> _WHAT THIS TASK INVOLVES_
Locate all lines in the data below that hold "damage" and show them.

· · ·

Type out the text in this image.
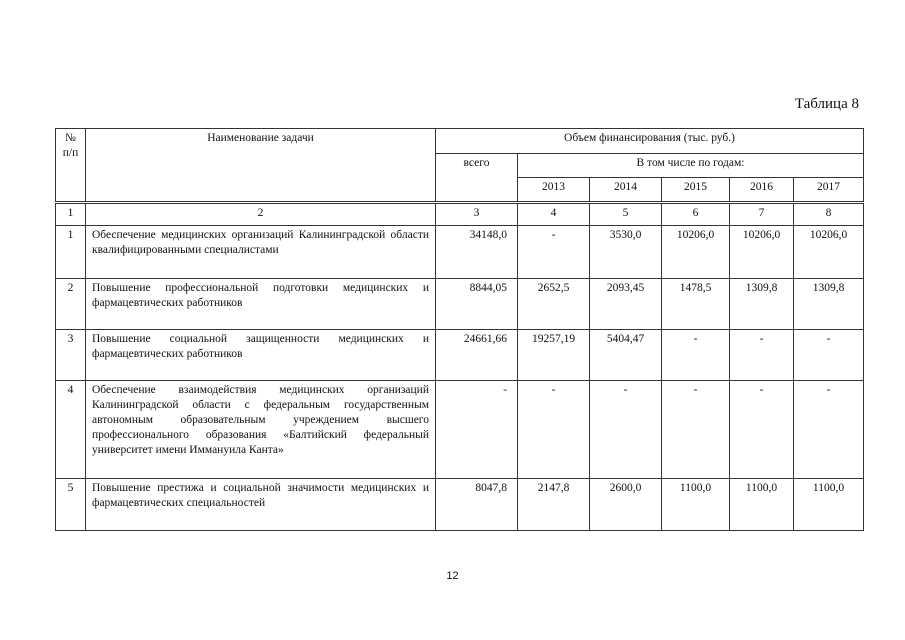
Таблица 8
№ п/п	Наименование задачи	Объем финансирования (тыс. руб.)					
		всего	В том числе по годам:				
			2013	2014	2015	2016	2017
1	2	3	4	5	6	7	8
1	Обеспечение медицинских организаций Калининградской области квалифицированными специалистами	34148,0	-	3530,0	10206,0	10206,0	10206,0
2	Повышение профессиональной подготовки медицинских и фармацевтических работников	8844,05	2652,5	2093,45	1478,5	1309,8	1309,8
3	Повышение социальной защищенности медицинских и фармацевтических работников	24661,66	19257,19	5404,47	-	-	-
4	Обеспечение взаимодействия медицинских организаций Калининградской области с федеральным государственным автономным образовательным учреждением высшего профессионального образования «Балтийский федеральный университет имени Иммануила Канта»	-	-	-	-	-	-
5	Повышение престижа и социальной значимости медицинских и фармацевтических специальностей	8047,8	2147,8	2600,0	1100,0	1100,0	1100,0
12
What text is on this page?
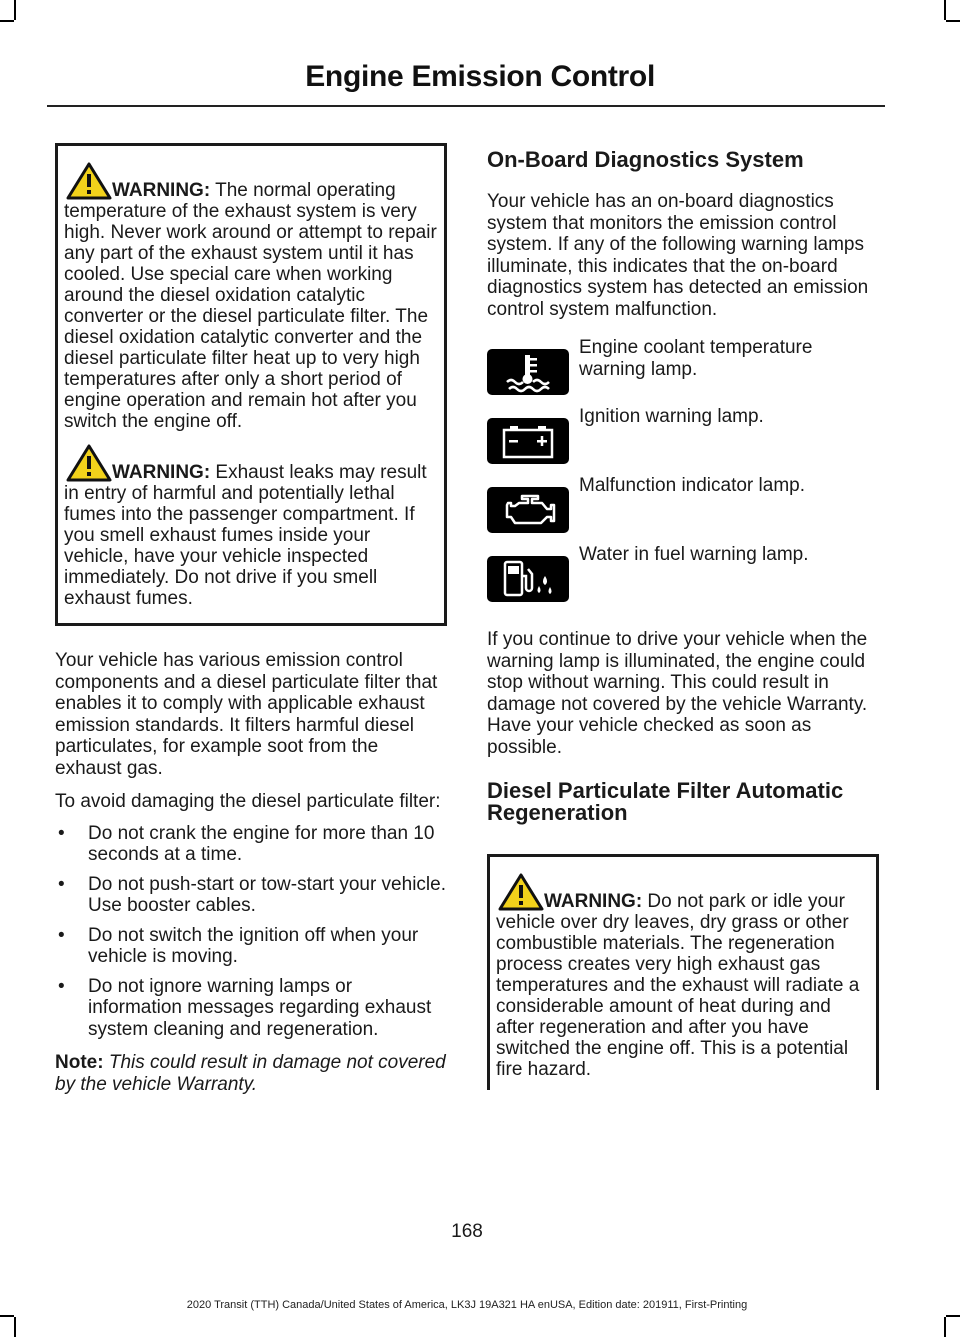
Engine Emission Control
WARNING: The normal operating temperature of the exhaust system is very high. Never work around or attempt to repair any part of the exhaust system until it has cooled. Use special care when working around the diesel oxidation catalytic converter or the diesel particulate filter. The diesel oxidation catalytic converter and the diesel particulate filter heat up to very high temperatures after only a short period of engine operation and remain hot after you switch the engine off.
WARNING: Exhaust leaks may result in entry of harmful and potentially lethal fumes into the passenger compartment. If you smell exhaust fumes inside your vehicle, have your vehicle inspected immediately. Do not drive if you smell exhaust fumes.

Your vehicle has various emission control components and a diesel particulate filter that enables it to comply with applicable exhaust emission standards. It filters harmful diesel particulates, for example soot from the exhaust gas.

To avoid damaging the diesel particulate filter:

• Do not crank the engine for more than 10 seconds at a time.
• Do not push-start or tow-start your vehicle. Use booster cables.
• Do not switch the ignition off when your vehicle is moving.
• Do not ignore warning lamps or information messages regarding exhaust system cleaning and regeneration.

Note: This could result in damage not covered by the vehicle Warranty.

On-Board Diagnostics System

Your vehicle has an on-board diagnostics system that monitors the emission control system. If any of the following warning lamps illuminate, this indicates that the on-board diagnostics system has detected an emission control system malfunction.

Engine coolant temperature warning lamp.
Ignition warning lamp.
Malfunction indicator lamp.
Water in fuel warning lamp.

If you continue to drive your vehicle when the warning lamp is illuminated, the engine could stop without warning. This could result in damage not covered by the vehicle Warranty. Have your vehicle checked as soon as possible.

Diesel Particulate Filter Automatic Regeneration
WARNING: Do not park or idle your vehicle over dry leaves, dry grass or other combustible materials. The regeneration process creates very high exhaust gas temperatures and the exhaust will radiate a considerable amount of heat during and after regeneration and after you have switched the engine off. This is a potential fire hazard.
168
2020 Transit (TTH) Canada/United States of America, LK3J 19A321 HA enUSA, Edition date: 201911, First-Printing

· · ·

> _SOLUTION_
Note: This could result in damage not covered by the vehicle Warranty.
If you continue to drive your vehicle when the warning lamp is illuminated, the engine could stop without warning. This could result in damage not covered by the vehicle Warranty. Have your vehicle checked as soon as possible.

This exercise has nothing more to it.